» Excerpted records:
....

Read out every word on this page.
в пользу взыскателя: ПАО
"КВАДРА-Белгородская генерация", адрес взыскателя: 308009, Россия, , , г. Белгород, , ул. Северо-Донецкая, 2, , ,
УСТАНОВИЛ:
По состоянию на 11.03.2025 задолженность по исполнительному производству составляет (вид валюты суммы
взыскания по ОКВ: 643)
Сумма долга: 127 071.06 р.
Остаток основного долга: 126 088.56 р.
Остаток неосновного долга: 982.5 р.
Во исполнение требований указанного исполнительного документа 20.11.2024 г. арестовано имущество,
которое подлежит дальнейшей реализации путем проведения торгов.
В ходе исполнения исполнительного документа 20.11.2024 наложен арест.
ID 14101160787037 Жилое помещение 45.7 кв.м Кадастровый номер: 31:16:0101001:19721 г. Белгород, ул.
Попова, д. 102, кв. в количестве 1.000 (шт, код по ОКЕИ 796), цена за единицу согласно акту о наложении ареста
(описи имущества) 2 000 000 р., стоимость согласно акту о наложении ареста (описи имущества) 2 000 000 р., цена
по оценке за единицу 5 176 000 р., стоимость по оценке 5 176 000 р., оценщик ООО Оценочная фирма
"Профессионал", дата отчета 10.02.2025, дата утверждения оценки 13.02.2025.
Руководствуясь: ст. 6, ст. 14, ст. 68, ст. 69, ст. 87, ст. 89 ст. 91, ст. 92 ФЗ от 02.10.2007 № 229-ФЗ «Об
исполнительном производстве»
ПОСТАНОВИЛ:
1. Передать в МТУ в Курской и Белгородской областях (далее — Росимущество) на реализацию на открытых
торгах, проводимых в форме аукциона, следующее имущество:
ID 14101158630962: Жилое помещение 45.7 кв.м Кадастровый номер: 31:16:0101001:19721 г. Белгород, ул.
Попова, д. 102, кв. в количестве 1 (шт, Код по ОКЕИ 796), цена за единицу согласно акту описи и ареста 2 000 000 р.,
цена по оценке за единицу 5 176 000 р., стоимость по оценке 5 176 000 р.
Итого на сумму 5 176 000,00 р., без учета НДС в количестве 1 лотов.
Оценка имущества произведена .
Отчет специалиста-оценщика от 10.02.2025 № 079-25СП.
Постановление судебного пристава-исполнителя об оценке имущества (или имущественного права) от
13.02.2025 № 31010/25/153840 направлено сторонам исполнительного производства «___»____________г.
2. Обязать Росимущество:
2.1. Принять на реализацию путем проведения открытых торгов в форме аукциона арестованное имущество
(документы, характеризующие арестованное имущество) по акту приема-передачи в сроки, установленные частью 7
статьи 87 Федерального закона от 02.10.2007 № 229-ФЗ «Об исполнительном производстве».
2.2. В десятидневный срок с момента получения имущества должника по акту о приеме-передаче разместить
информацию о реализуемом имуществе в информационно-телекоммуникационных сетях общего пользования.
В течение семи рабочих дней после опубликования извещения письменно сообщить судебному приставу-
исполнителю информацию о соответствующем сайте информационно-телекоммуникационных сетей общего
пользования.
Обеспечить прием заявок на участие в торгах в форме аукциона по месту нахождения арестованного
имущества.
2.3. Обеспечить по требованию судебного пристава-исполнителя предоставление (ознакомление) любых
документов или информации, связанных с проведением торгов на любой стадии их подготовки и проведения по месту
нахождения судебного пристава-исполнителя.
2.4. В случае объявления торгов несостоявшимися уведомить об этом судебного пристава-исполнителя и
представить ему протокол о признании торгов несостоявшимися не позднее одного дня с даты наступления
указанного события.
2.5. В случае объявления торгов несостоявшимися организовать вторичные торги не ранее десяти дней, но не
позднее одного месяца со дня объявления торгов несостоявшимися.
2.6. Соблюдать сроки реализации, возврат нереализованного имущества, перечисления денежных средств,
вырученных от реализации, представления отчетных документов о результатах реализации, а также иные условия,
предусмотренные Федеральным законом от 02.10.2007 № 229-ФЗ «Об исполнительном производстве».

....

» Given problem: Write out every entry above, word for word.

» Task output:
Read out every word on this page.
в пользу взыскателя: ПАО
"КВАДРА-Белгородская генерация", адрес взыскателя: 308009, Россия, , , г. Белгород, , ул. Северо-Донецкая, 2, , ,
УСТАНОВИЛ:
По состоянию на 11.03.2025 задолженность по исполнительному производству составляет (вид валюты суммы
взыскания по ОКВ: 643)
Сумма долга: 127 071.06 р.
Остаток основного долга: 126 088.56 р.
Остаток неосновного долга: 982.5 р.
Во исполнение требований указанного исполнительного документа 20.11.2024 г. арестовано имущество,
которое подлежит дальнейшей реализации путем проведения торгов.
В ходе исполнения исполнительного документа 20.11.2024 наложен арест.
ID 14101160787037 Жилое помещение 45.7 кв.м Кадастровый номер: 31:16:0101001:19721 г. Белгород, ул.
Попова, д. 102, кв. в количестве 1.000 (шт, код по ОКЕИ 796), цена за единицу согласно акту о наложении ареста
(описи имущества) 2 000 000 р., стоимость согласно акту о наложении ареста (описи имущества) 2 000 000 р., цена
по оценке за единицу 5 176 000 р., стоимость по оценке 5 176 000 р., оценщик ООО Оценочная фирма
"Профессионал", дата отчета 10.02.2025, дата утверждения оценки 13.02.2025.
Руководствуясь: ст. 6, ст. 14, ст. 68, ст. 69, ст. 87, ст. 89 ст. 91, ст. 92 ФЗ от 02.10.2007 № 229-ФЗ «Об
исполнительном производстве»
ПОСТАНОВИЛ:
1. Передать в МТУ в Курской и Белгородской областях (далее — Росимущество) на реализацию на открытых
торгах, проводимых в форме аукциона, следующее имущество:
ID 14101158630962: Жилое помещение 45.7 кв.м Кадастровый номер: 31:16:0101001:19721 г. Белгород, ул.
Попова, д. 102, кв. в количестве 1 (шт, Код по ОКЕИ 796), цена за единицу согласно акту описи и ареста 2 000 000 р.,
цена по оценке за единицу 5 176 000 р., стоимость по оценке 5 176 000 р.
Итого на сумму 5 176 000,00 р., без учета НДС в количестве 1 лотов.
Оценка имущества произведена .
Отчет специалиста-оценщика от 10.02.2025 № 079-25СП.
Постановление судебного пристава-исполнителя об оценке имущества (или имущественного права) от
13.02.2025 № 31010/25/153840 направлено сторонам исполнительного производства «___»____________г.
2. Обязать Росимущество:
2.1. Принять на реализацию путем проведения открытых торгов в форме аукциона арестованное имущество
(документы, характеризующие арестованное имущество) по акту приема-передачи в сроки, установленные частью 7
статьи 87 Федерального закона от 02.10.2007 № 229-ФЗ «Об исполнительном производстве».
2.2. В десятидневный срок с момента получения имущества должника по акту о приеме-передаче разместить
информацию о реализуемом имуществе в информационно-телекоммуникационных сетях общего пользования.
В течение семи рабочих дней после опубликования извещения письменно сообщить судебному приставу-
исполнителю информацию о соответствующем сайте информационно-телекоммуникационных сетей общего
пользования.
Обеспечить прием заявок на участие в торгах в форме аукциона по месту нахождения арестованного
имущества.
2.3. Обеспечить по требованию судебного пристава-исполнителя предоставление (ознакомление) любых
документов или информации, связанных с проведением торгов на любой стадии их подготовки и проведения по месту
нахождения судебного пристава-исполнителя.
2.4. В случае объявления торгов несостоявшимися уведомить об этом судебного пристава-исполнителя и
представить ему протокол о признании торгов несостоявшимися не позднее одного дня с даты наступления
указанного события.
2.5. В случае объявления торгов несостоявшимися организовать вторичные торги не ранее десяти дней, но не
позднее одного месяца со дня объявления торгов несостоявшимися.
2.6. Соблюдать сроки реализации, возврат нереализованного имущества, перечисления денежных средств,
вырученных от реализации, представления отчетных документов о результатах реализации, а также иные условия,
предусмотренные Федеральным законом от 02.10.2007 № 229-ФЗ «Об исполнительном производстве».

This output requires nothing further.